:: EXCERPTED DATA ::

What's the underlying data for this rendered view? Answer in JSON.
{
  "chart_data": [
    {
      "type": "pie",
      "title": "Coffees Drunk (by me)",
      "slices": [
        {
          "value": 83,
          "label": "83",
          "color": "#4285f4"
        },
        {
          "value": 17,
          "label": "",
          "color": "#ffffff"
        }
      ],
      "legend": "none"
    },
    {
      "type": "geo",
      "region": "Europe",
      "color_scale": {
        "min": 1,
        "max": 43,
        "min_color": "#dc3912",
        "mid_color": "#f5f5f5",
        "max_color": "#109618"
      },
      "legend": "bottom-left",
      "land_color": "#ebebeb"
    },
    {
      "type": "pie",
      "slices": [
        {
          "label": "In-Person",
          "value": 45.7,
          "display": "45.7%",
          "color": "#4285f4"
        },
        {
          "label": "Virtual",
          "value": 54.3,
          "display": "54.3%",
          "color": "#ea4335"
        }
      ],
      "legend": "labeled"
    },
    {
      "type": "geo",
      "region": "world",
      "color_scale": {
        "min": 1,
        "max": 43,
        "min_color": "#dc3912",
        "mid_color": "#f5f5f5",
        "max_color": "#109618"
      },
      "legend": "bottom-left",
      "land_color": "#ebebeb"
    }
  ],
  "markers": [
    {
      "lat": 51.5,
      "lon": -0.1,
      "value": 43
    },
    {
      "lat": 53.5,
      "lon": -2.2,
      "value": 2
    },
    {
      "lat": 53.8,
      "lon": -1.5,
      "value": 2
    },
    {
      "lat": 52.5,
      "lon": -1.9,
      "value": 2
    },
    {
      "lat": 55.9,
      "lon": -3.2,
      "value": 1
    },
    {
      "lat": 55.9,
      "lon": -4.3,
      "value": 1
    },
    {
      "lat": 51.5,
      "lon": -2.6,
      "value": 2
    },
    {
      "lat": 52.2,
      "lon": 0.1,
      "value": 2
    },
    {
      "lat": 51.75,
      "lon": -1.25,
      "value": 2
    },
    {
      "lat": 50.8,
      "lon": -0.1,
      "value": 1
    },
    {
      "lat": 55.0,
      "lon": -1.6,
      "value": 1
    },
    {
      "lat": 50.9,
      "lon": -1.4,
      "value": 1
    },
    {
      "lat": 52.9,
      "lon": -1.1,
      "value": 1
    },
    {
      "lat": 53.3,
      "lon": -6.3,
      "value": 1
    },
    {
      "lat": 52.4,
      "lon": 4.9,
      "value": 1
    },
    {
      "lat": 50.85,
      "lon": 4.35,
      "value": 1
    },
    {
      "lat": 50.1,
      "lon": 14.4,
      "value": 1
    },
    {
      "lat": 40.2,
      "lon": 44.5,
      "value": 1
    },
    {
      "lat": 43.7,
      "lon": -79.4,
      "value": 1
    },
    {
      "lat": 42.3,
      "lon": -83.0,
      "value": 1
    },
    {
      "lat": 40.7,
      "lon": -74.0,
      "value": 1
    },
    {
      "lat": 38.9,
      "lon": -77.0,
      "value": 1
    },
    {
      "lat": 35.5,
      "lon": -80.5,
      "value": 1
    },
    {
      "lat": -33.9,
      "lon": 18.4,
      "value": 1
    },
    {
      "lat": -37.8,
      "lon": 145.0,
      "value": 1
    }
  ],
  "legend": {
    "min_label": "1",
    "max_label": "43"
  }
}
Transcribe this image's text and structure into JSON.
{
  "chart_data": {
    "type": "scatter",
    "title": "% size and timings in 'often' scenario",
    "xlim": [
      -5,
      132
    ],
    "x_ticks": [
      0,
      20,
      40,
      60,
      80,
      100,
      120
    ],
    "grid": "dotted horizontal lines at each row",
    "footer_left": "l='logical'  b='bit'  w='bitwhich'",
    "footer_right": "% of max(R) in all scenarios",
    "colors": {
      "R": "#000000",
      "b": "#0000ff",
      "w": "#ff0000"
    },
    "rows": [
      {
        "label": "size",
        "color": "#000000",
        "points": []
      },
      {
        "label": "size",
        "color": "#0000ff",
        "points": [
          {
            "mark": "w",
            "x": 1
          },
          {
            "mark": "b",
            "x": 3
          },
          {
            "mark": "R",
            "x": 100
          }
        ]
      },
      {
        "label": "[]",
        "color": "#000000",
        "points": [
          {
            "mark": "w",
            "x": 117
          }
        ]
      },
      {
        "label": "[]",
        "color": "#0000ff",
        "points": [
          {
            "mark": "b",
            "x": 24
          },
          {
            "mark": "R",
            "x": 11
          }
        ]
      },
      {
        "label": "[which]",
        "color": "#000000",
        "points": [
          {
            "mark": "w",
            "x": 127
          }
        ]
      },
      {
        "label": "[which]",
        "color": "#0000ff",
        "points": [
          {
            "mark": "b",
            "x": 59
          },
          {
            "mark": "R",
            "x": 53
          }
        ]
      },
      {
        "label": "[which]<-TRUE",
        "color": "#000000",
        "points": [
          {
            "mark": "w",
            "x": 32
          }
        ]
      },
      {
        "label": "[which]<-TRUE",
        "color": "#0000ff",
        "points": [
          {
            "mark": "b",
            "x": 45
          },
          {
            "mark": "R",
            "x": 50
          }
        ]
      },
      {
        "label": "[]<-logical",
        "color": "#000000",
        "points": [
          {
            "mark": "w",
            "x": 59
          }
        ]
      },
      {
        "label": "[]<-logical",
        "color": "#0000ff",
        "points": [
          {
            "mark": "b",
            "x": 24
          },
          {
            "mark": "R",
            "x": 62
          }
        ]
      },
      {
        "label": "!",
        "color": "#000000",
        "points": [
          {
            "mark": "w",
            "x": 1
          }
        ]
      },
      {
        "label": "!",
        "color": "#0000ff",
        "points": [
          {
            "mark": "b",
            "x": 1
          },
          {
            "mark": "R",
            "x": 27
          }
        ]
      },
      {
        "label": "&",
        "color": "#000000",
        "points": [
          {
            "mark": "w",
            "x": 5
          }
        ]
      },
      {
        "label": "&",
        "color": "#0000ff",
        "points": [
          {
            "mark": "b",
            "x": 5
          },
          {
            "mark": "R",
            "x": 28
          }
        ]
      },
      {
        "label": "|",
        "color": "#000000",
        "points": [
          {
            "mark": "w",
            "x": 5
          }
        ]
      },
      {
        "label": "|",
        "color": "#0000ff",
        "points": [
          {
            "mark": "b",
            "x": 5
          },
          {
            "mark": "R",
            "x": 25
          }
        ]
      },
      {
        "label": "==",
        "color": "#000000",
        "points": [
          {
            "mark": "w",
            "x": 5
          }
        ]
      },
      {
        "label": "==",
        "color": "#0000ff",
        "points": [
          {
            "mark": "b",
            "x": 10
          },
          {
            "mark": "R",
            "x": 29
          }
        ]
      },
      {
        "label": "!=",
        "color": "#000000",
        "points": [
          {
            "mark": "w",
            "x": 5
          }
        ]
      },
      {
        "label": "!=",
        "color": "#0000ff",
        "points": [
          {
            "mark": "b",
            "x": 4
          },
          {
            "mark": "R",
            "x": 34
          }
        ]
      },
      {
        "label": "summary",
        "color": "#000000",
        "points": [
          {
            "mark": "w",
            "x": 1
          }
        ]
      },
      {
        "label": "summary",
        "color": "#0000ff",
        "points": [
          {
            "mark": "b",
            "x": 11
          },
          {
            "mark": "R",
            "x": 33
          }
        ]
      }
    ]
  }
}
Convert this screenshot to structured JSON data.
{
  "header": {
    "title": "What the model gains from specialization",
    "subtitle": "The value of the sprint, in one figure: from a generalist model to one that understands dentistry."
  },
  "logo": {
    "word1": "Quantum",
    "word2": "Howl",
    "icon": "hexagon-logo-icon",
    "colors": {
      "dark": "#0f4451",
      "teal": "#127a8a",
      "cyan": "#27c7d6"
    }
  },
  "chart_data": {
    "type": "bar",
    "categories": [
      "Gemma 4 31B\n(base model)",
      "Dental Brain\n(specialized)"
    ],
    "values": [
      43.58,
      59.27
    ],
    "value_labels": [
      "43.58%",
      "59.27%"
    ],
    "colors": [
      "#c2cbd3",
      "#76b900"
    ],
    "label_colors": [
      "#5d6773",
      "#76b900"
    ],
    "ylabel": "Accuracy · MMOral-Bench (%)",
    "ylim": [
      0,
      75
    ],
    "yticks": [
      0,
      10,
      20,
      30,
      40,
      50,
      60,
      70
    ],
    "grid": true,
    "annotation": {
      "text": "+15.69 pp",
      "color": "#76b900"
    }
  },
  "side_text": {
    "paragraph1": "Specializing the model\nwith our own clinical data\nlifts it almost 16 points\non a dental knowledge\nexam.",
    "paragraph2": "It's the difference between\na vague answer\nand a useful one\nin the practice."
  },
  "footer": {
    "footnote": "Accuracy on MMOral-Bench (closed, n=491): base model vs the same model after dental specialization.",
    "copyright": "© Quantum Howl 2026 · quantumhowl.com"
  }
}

:::

> WHAT YOU HAVE TO DO
Search the listing for the word "legend" and return each line that holds it.

> RESPONSE TO THE EXERCISE
      "legend": "none"
      "legend": "bottom-left",
      "legend": "labeled"
      "legend": "bottom-left",
  "legend": {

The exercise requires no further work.